### Extract

# Limit as x-> inf

Tags:
1. Feb 16, 2017

1. The problem statement, all variables and given/known data
Find $\lim_{x\to\infty} x(e^{1/x}-1)$

2. Relevant equations
$\lim_{x\to\infty} \frac{f(x)}{g(x)} = \lim_{x\to\infty} \frac{f'(x)}{g'(x)}$

3. The attempt at a solution
I attempted to rewrite the function in terms of a ratio and then use L'Hopital's rule:

$\lim_{x\to\infty} \frac{x}{(e^{1/x}-1)^{-1}} = \lim_{x\to\infty} \frac{1}{-(e^{1/x}-1)^{-2}(\frac{1}{x}e^{1/x})}$

The problem is that the exponential terms never go away. The bigger problem is I believe L'Hopital's Rule is probably unnecessary and I'm missing something more basic here.

2. Feb 16, 2017

### BvU

Would it be easier for you to investigate $$\lim_{\varepsilon\downarrow 0} {e^\varepsilon -1 \over \varepsilon } \ \ \rm ?$$

3. Feb 16, 2017

### PeroK

Another idea is to use power series.

4. Feb 17, 2017

I am able to see what you did today . $\epsilon = 1/x , x = 1/ \epsilon$ Now I can infer that as x goes to infinity, epsilon goes to zero, so by making this replacement, we also replace the limit from infinity to zero. Then once we get into this nice form, L'Hopital's Rule and we're good. I'm not sure if I've ever seen this technique before, at least I don't remember it.

5. Feb 17, 2017

### vela

Staff Emeritus
You could write the ratio differently.
$$\lim_{x\to\infty} \frac{e^{1/x}-1}{1/x}$$
That form succumbs straightforwardly to the hospital rule.

######
### Entries provided

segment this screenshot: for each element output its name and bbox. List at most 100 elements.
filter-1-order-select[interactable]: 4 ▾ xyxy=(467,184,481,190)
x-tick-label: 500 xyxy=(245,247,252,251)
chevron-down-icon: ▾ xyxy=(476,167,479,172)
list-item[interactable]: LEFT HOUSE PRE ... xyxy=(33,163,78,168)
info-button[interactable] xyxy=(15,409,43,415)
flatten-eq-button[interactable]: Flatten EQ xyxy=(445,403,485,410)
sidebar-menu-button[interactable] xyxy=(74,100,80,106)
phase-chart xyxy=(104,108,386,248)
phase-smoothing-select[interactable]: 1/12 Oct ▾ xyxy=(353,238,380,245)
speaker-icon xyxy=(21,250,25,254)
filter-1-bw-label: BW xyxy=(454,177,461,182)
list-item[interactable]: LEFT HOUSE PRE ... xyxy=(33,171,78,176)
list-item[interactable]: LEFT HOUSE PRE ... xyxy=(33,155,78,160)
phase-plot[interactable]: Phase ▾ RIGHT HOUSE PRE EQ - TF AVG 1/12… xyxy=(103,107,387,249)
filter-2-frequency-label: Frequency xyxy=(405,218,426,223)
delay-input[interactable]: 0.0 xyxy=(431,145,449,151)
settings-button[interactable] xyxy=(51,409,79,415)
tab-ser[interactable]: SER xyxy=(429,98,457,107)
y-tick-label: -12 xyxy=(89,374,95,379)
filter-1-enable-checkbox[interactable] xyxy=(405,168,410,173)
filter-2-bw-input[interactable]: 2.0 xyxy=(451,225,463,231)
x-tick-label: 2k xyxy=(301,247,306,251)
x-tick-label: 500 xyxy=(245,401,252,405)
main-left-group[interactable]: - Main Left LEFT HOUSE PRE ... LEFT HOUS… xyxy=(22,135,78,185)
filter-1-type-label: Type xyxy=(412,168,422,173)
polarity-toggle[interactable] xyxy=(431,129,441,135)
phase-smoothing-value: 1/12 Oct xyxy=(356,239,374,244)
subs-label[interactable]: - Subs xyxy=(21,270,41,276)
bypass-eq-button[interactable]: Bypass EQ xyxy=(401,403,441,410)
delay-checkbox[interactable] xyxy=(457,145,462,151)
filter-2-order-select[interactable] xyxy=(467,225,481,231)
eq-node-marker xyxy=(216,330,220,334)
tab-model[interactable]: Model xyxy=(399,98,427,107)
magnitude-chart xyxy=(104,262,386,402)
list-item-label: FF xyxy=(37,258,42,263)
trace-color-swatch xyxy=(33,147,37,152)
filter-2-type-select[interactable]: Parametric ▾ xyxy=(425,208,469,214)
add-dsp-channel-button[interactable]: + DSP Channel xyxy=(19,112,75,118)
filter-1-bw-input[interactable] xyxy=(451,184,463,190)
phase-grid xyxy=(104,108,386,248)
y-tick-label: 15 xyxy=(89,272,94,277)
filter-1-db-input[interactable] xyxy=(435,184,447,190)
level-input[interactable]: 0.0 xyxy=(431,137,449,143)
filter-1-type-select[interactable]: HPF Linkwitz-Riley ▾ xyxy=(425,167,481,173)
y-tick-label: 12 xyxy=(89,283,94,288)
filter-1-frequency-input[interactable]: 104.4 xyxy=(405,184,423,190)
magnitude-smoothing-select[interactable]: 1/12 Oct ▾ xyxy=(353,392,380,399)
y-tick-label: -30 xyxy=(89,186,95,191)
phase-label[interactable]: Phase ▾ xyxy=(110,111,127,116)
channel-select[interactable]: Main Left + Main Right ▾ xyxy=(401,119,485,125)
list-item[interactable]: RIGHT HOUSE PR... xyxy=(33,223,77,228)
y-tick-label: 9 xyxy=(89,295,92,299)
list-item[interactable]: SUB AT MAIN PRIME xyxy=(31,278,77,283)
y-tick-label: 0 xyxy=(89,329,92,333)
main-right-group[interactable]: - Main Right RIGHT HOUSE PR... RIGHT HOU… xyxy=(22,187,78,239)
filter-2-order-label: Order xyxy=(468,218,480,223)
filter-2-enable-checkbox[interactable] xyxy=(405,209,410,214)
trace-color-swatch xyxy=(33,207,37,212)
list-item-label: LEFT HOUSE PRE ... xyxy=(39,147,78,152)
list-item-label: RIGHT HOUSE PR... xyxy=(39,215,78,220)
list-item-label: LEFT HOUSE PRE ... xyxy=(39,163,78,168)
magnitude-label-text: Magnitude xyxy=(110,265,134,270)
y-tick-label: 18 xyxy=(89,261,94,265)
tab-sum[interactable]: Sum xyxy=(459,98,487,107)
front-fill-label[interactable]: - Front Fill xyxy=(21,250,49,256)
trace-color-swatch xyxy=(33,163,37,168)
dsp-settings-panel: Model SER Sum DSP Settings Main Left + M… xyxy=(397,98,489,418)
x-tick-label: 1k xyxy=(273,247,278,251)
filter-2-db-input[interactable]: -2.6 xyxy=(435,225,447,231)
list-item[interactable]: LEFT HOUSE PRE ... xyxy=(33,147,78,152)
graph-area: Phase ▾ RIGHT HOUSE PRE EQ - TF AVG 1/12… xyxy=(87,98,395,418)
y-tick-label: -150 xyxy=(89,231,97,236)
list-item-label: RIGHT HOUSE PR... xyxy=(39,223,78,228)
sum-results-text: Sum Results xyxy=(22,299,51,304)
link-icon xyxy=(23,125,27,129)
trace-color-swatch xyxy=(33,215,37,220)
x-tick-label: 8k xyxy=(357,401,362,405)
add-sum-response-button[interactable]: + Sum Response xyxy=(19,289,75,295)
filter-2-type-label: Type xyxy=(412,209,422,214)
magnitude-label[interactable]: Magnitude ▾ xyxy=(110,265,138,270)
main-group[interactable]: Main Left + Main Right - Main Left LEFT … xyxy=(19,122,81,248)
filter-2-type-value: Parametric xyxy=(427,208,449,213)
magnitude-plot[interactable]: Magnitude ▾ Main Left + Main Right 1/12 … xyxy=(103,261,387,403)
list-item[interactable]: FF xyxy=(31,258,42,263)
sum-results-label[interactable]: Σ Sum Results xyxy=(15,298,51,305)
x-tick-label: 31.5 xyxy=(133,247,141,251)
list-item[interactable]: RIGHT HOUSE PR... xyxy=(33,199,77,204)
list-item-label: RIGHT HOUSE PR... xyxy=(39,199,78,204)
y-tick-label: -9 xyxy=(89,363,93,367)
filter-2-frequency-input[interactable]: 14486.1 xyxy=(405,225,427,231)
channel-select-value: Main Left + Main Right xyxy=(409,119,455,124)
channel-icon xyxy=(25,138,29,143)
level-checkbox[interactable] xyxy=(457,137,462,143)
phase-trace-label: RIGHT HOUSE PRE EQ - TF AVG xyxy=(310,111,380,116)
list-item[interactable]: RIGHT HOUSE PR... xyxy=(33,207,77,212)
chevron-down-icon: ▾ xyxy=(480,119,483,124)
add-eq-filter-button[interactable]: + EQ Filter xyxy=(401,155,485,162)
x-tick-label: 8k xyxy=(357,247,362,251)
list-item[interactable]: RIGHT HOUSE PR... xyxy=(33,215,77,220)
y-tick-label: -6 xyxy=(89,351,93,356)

######

In the forum thread on the limit as x goes to infinity, what other method does PeroK suggest?

▶ [Output of the exercise]: Using power series.